Objective »
Pictures do not belong in the copy. Return all of the entries exactly.

Given records »
╭──

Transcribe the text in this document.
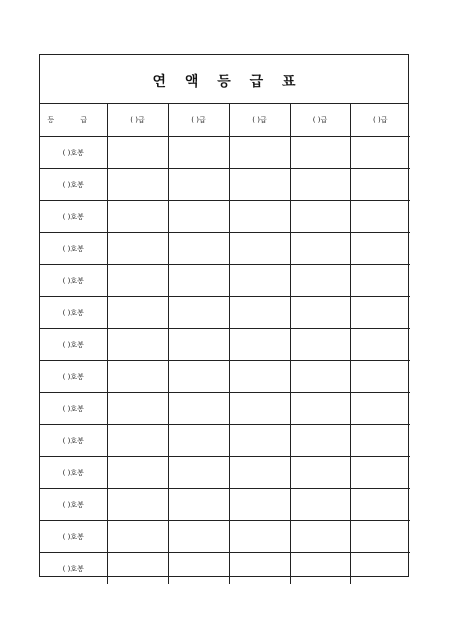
연 액 등 급 표
등 급	( )급	( )급	( )급	( )급	( )급
( )호봉					
( )호봉					
( )호봉					
( )호봉					
( )호봉					
( )호봉					
( )호봉					
( )호봉					
( )호봉					
( )호봉					
( )호봉					
( )호봉					
( )호봉					
( )호봉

╰──

In response »
Transcribe the text in this document.
연 액 등 급 표
등 급	( )급	( )급	( )급	( )급	( )급
( )호봉					
( )호봉					
( )호봉					
( )호봉					
( )호봉					
( )호봉					
( )호봉					
( )호봉					
( )호봉					
( )호봉					
( )호봉					
( )호봉					
( )호봉					
( )호봉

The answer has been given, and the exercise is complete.